Where a line in the listing below contains the word "quèc", copy that line.
++++ RECORD SET ++++
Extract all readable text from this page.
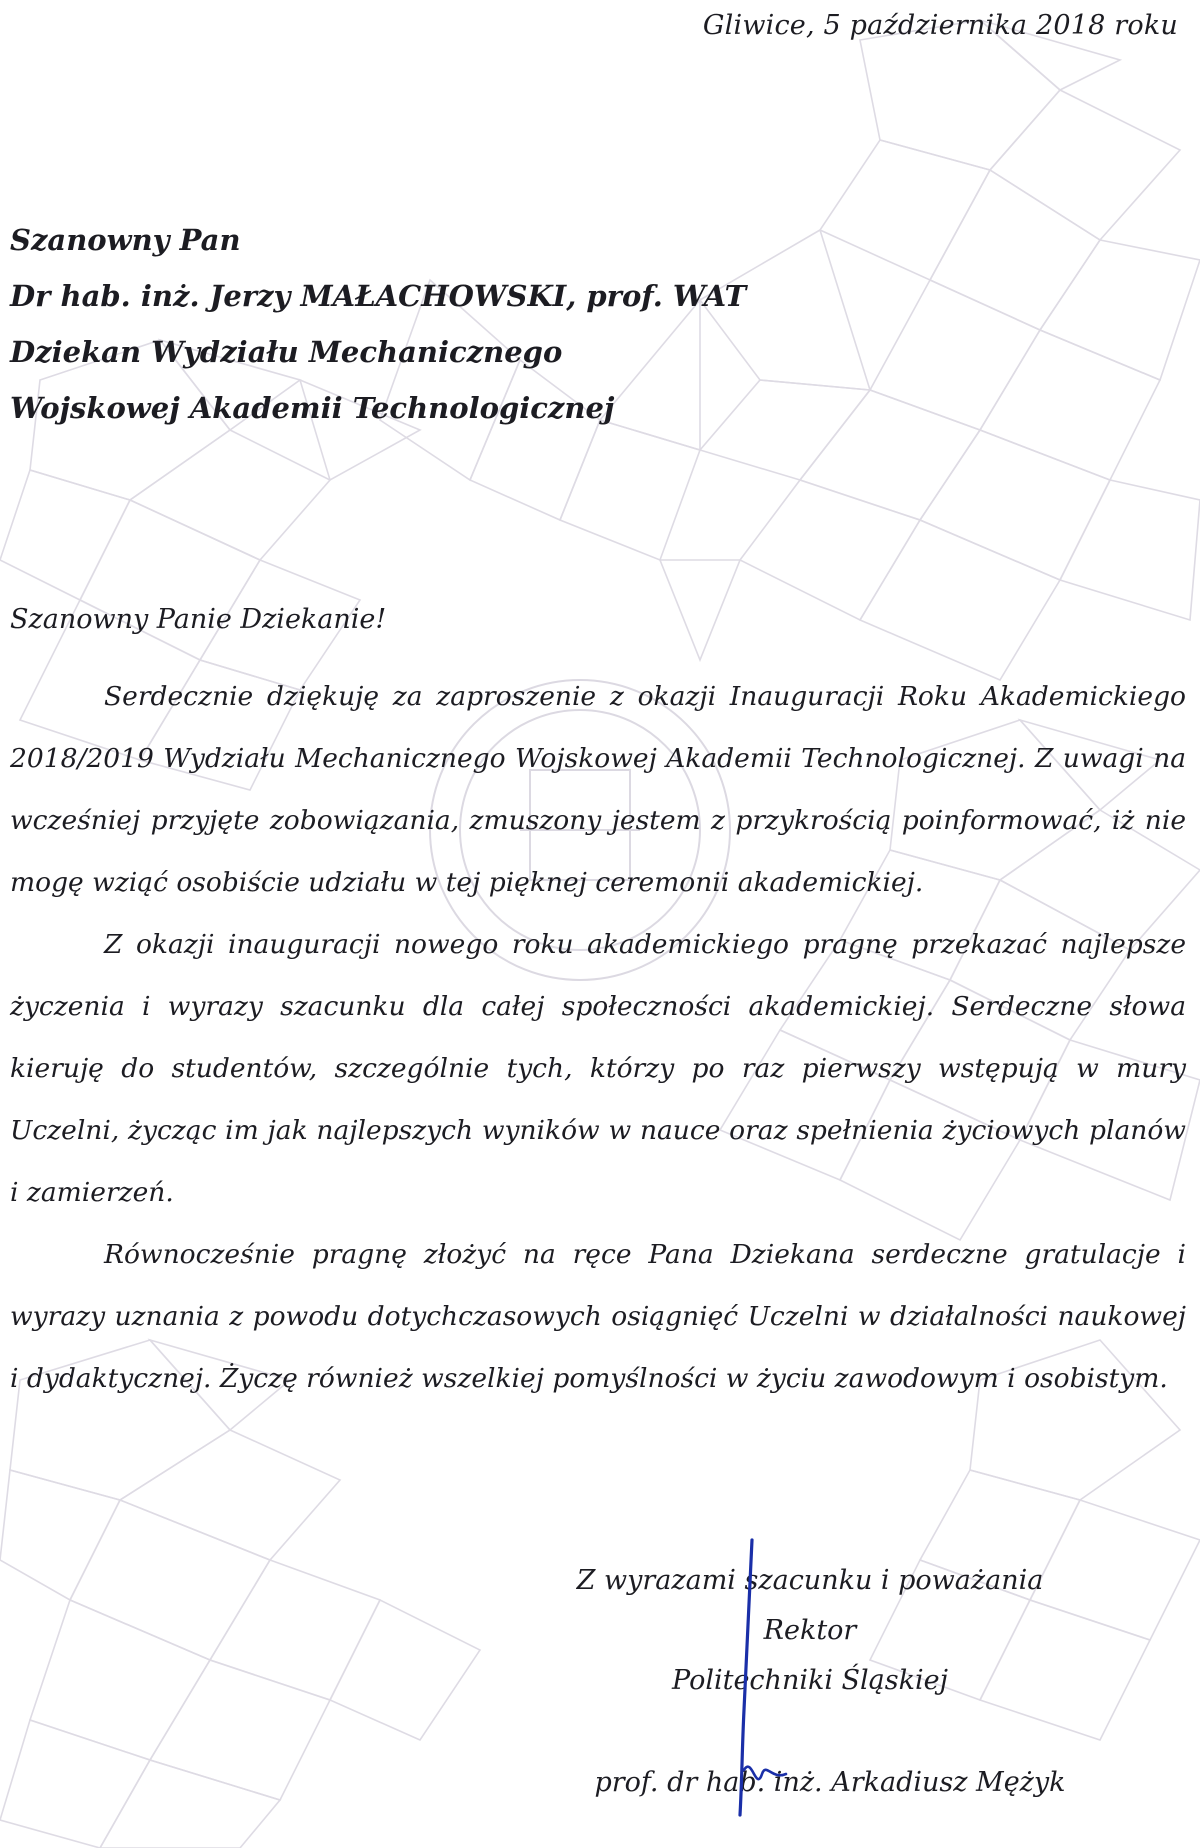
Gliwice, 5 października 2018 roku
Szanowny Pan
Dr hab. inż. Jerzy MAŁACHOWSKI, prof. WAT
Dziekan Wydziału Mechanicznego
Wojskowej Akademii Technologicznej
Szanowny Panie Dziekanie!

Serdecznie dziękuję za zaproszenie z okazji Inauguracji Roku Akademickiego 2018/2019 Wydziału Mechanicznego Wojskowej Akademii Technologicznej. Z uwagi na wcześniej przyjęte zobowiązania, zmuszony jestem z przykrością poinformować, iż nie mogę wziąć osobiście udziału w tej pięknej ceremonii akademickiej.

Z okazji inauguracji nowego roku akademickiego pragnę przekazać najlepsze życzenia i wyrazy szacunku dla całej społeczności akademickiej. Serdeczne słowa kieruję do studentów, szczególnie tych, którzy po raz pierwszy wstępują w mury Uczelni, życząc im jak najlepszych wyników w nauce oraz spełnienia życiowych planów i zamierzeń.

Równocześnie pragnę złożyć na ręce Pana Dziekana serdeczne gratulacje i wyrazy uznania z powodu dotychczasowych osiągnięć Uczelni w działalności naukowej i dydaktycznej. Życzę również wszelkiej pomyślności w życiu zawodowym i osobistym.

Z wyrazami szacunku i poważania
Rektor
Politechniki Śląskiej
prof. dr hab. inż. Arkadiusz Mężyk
++++
++++ RECORD SET ++++
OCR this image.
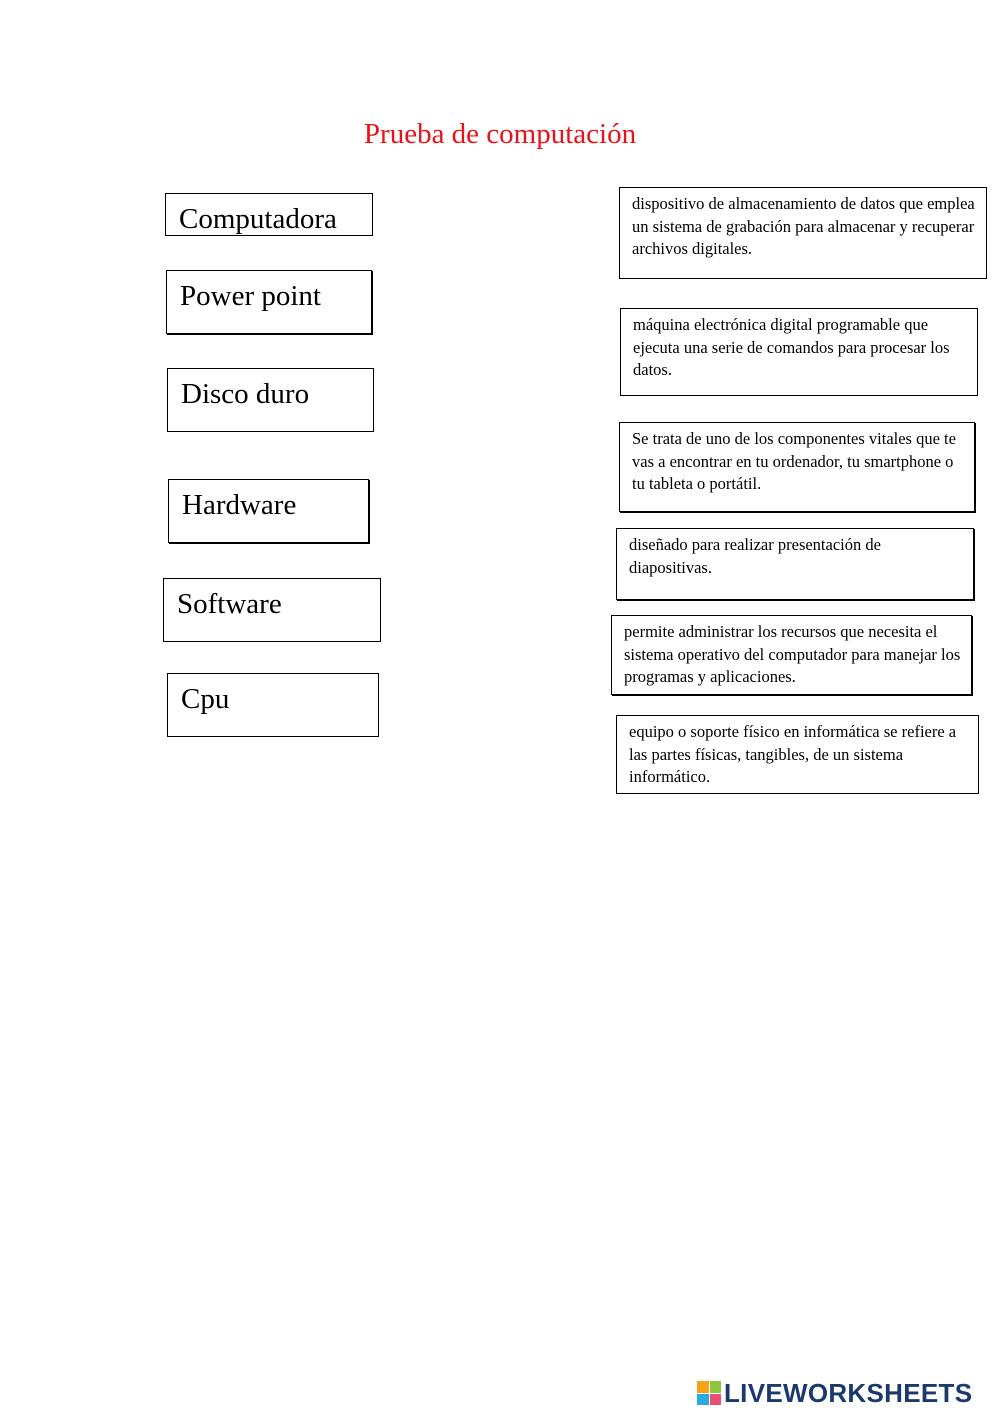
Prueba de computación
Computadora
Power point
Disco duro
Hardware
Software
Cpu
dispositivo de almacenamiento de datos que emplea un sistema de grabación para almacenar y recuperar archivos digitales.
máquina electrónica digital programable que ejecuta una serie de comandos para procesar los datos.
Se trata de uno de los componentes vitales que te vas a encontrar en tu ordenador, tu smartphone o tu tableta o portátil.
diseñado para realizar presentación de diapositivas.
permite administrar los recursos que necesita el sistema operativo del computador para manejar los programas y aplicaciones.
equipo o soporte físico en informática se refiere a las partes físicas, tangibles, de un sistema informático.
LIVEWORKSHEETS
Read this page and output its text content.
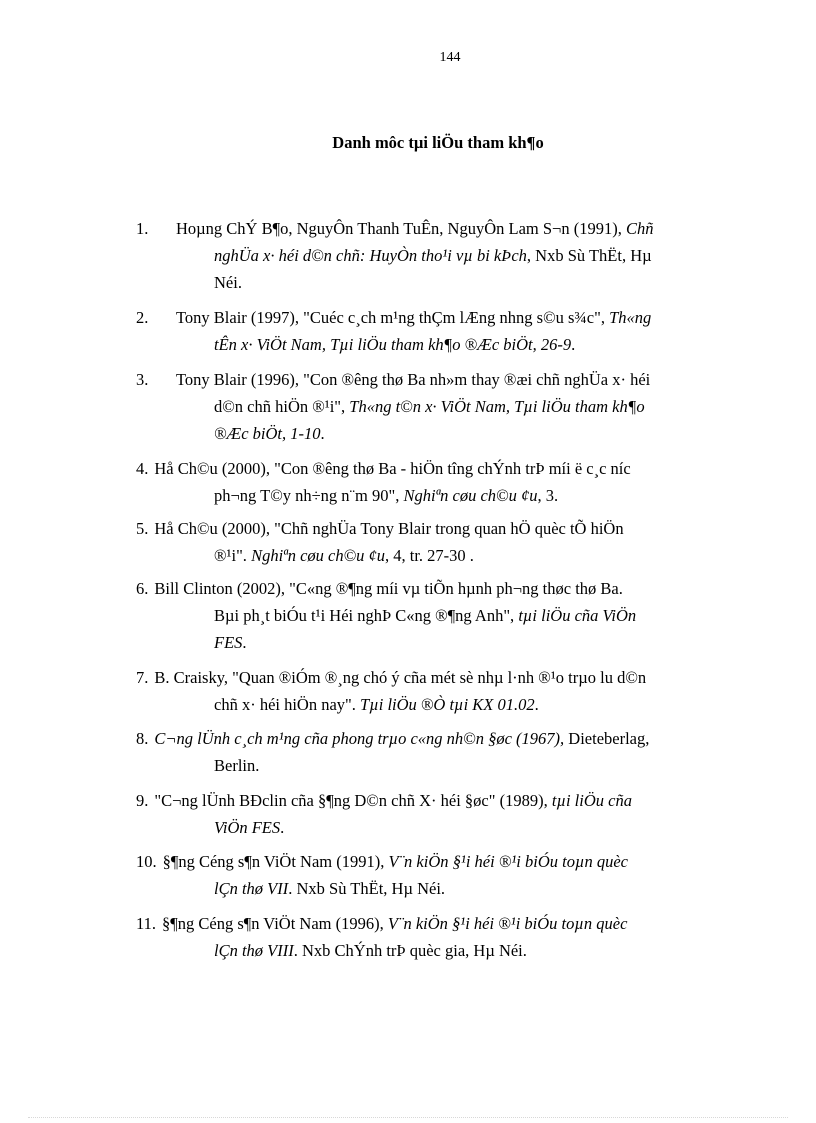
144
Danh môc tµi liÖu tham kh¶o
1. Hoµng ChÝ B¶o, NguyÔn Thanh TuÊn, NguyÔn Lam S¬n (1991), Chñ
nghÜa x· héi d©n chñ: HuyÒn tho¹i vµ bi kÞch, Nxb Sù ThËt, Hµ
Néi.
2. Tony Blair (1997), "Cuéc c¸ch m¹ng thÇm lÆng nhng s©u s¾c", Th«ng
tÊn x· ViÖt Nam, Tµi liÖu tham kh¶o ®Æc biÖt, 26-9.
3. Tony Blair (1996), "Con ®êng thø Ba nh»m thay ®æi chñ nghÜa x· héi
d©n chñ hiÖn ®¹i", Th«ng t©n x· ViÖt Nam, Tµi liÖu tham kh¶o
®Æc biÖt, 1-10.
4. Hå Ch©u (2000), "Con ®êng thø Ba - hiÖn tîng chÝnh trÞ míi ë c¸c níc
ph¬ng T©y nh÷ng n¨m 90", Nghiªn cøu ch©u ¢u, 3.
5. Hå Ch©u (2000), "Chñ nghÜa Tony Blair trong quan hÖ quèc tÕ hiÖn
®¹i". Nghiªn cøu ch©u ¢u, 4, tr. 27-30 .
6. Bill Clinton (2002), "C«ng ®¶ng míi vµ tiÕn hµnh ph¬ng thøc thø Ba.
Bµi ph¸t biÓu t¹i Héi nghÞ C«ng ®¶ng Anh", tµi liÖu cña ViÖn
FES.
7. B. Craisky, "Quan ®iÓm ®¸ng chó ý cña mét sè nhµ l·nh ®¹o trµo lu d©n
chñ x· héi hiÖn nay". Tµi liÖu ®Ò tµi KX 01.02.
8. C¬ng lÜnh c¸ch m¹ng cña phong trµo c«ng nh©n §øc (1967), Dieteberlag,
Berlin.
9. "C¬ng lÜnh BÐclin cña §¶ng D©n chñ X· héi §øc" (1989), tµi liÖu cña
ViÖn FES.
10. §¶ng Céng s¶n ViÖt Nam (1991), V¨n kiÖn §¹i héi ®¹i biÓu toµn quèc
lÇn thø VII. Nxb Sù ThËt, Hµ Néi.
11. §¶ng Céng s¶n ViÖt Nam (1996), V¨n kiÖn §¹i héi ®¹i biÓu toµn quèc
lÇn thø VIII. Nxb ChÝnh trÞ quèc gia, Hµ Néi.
++++
**TASK RESULT**
5. Hå Ch©u (2000), "Chñ nghÜa Tony Blair trong quan hÖ quèc tÕ hiÖn
10. §¶ng Céng s¶n ViÖt Nam (1991), V¨n kiÖn §¹i héi ®¹i biÓu toµn quèc
11. §¶ng Céng s¶n ViÖt Nam (1996), V¨n kiÖn §¹i héi ®¹i biÓu toµn quèc
lÇn thø VIII. Nxb ChÝnh trÞ quèc gia, Hµ Néi.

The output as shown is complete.